*** Data in this exercise ***

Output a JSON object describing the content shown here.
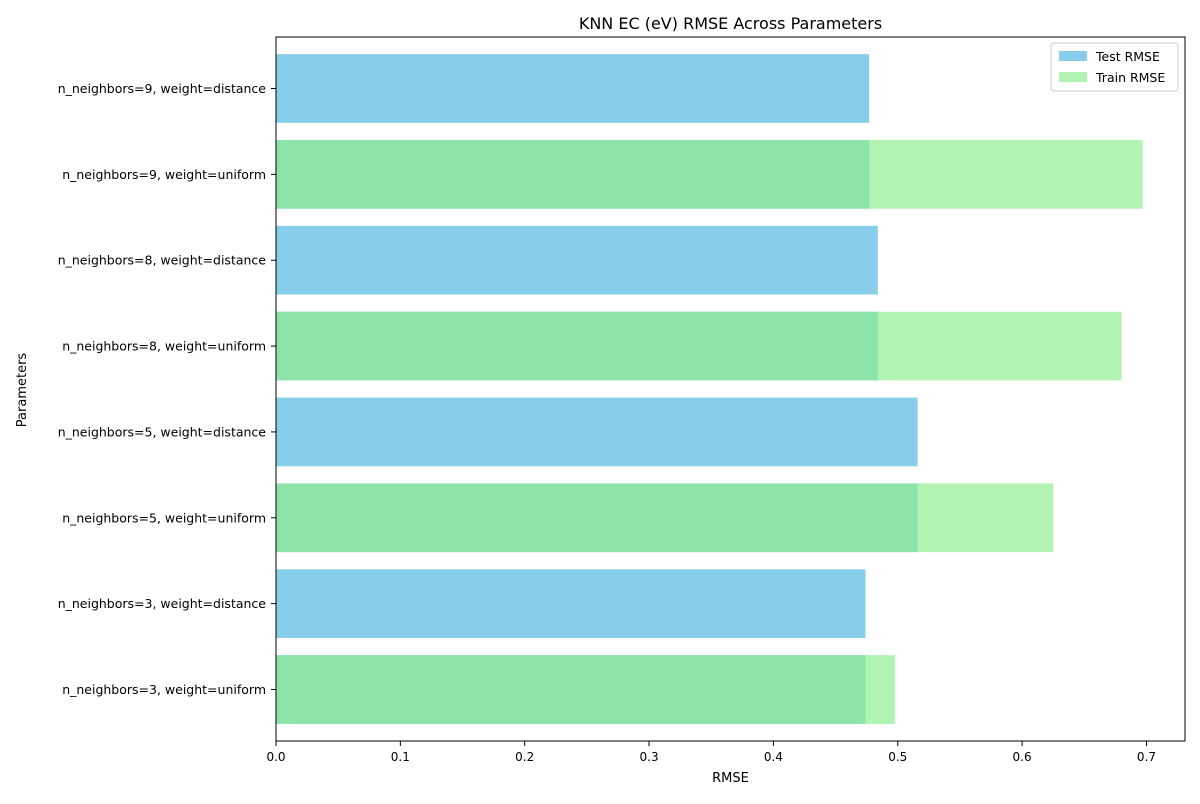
{
  "chart_data": {
    "type": "bar",
    "orientation": "horizontal",
    "title": "KNN EC (eV) RMSE Across Parameters",
    "xlabel": "RMSE",
    "ylabel": "Parameters",
    "categories": [
      "n_neighbors=3, weight=uniform",
      "n_neighbors=3, weight=distance",
      "n_neighbors=5, weight=uniform",
      "n_neighbors=5, weight=distance",
      "n_neighbors=8, weight=uniform",
      "n_neighbors=8, weight=distance",
      "n_neighbors=9, weight=uniform",
      "n_neighbors=9, weight=distance"
    ],
    "series": [
      {
        "name": "Test RMSE",
        "color": "#87CEEB",
        "values": [
          0.474,
          0.474,
          0.516,
          0.516,
          0.484,
          0.484,
          0.477,
          0.477
        ]
      },
      {
        "name": "Train RMSE",
        "color": "#90EE90",
        "opacity": 0.7,
        "values": [
          0.498,
          null,
          0.625,
          null,
          0.68,
          null,
          0.697,
          null
        ]
      }
    ],
    "xlim": [
      0,
      0.731
    ],
    "xticks": [
      "0.0",
      "0.1",
      "0.2",
      "0.3",
      "0.4",
      "0.5",
      "0.6",
      "0.7"
    ],
    "grid": false,
    "legend_position": "top-right"
  }
}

***

◆ Given instruction
Transcribe the records above exactly as they appear, leaving out any pictures.

◆ Full response
Output a JSON object describing the content shown here.
{
  "chart_data": {
    "type": "bar",
    "orientation": "horizontal",
    "title": "KNN EC (eV) RMSE Across Parameters",
    "xlabel": "RMSE",
    "ylabel": "Parameters",
    "categories": [
      "n_neighbors=3, weight=uniform",
      "n_neighbors=3, weight=distance",
      "n_neighbors=5, weight=uniform",
      "n_neighbors=5, weight=distance",
      "n_neighbors=8, weight=uniform",
      "n_neighbors=8, weight=distance",
      "n_neighbors=9, weight=uniform",
      "n_neighbors=9, weight=distance"
    ],
    "series": [
      {
        "name": "Test RMSE",
        "color": "#87CEEB",
        "values": [
          0.474,
          0.474,
          0.516,
          0.516,
          0.484,
          0.484,
          0.477,
          0.477
        ]
      },
      {
        "name": "Train RMSE",
        "color": "#90EE90",
        "opacity": 0.7,
        "values": [
          0.498,
          null,
          0.625,
          null,
          0.68,
          null,
          0.697,
          null
        ]
      }
    ],
    "xlim": [
      0,
      0.731
    ],
    "xticks": [
      "0.0",
      "0.1",
      "0.2",
      "0.3",
      "0.4",
      "0.5",
      "0.6",
      "0.7"
    ],
    "grid": false,
    "legend_position": "top-right"
  }
}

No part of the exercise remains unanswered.